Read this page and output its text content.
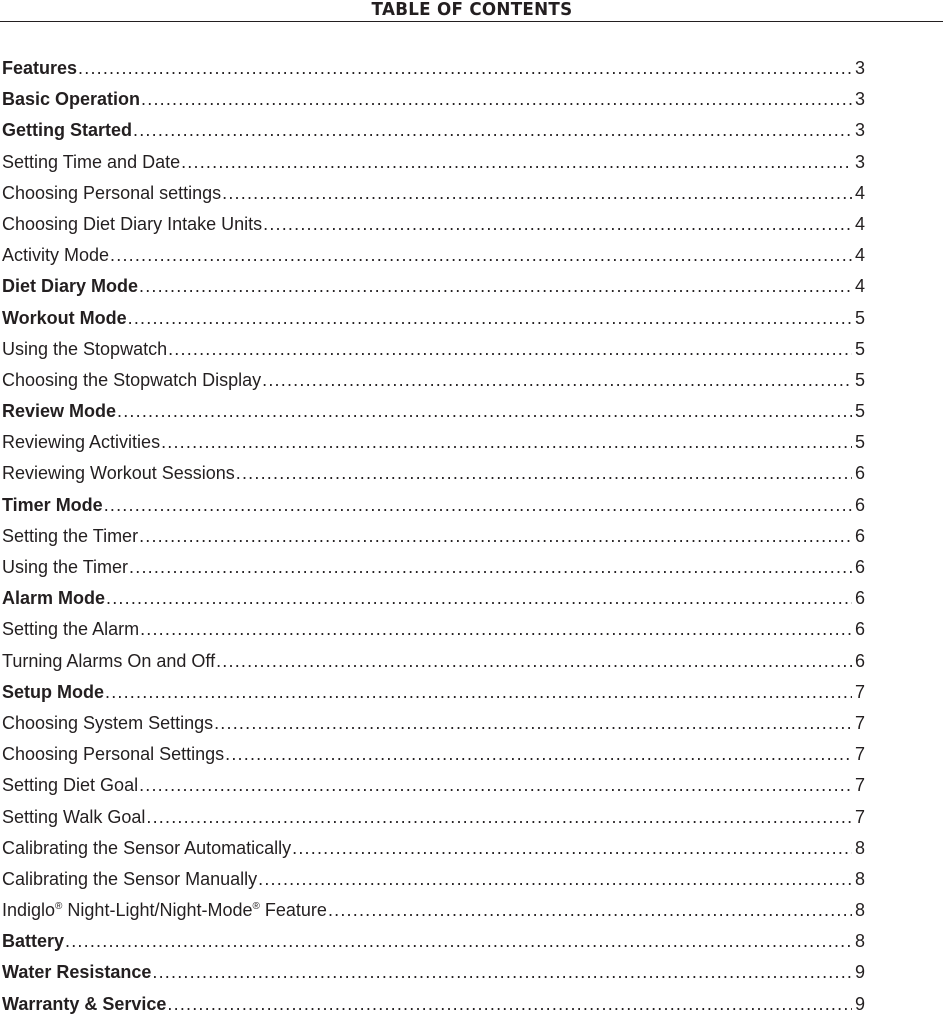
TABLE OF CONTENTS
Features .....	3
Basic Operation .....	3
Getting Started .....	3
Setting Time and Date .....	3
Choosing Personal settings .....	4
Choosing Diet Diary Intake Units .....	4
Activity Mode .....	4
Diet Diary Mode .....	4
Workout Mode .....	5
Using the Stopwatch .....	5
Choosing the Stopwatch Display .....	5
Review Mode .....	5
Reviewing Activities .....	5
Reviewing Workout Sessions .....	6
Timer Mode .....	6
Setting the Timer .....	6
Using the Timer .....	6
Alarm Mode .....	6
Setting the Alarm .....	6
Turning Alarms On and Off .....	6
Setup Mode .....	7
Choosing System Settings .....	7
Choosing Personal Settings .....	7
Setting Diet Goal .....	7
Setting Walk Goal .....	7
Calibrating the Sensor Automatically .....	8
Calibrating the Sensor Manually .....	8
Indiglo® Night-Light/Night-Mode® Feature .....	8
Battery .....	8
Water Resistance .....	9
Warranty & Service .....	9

━━━

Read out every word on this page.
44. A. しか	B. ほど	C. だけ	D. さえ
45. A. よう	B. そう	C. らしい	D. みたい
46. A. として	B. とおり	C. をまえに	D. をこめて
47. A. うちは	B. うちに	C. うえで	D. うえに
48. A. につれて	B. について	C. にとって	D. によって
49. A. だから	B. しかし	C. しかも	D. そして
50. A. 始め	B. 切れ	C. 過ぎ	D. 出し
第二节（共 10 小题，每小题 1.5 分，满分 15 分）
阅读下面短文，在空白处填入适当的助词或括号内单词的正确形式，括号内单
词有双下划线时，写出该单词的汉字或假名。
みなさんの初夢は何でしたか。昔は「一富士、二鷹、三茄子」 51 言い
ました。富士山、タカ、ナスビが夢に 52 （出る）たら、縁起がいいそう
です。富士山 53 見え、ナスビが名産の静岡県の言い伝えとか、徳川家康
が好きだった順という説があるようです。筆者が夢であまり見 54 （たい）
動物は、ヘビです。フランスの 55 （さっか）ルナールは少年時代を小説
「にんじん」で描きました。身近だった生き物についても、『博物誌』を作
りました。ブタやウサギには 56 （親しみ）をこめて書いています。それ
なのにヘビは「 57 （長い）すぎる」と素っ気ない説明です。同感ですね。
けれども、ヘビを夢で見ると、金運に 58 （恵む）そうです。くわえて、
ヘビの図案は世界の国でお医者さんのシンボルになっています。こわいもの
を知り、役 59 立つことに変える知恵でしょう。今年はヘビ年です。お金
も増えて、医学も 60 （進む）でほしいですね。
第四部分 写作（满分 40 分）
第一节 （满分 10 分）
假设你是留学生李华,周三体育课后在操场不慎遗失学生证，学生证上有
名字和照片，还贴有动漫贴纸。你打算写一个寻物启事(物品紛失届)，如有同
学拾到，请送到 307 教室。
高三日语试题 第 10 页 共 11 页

━━━

From the data above, copy each line that holds "page".

Read this page and output its text content.
Read out every word on this page.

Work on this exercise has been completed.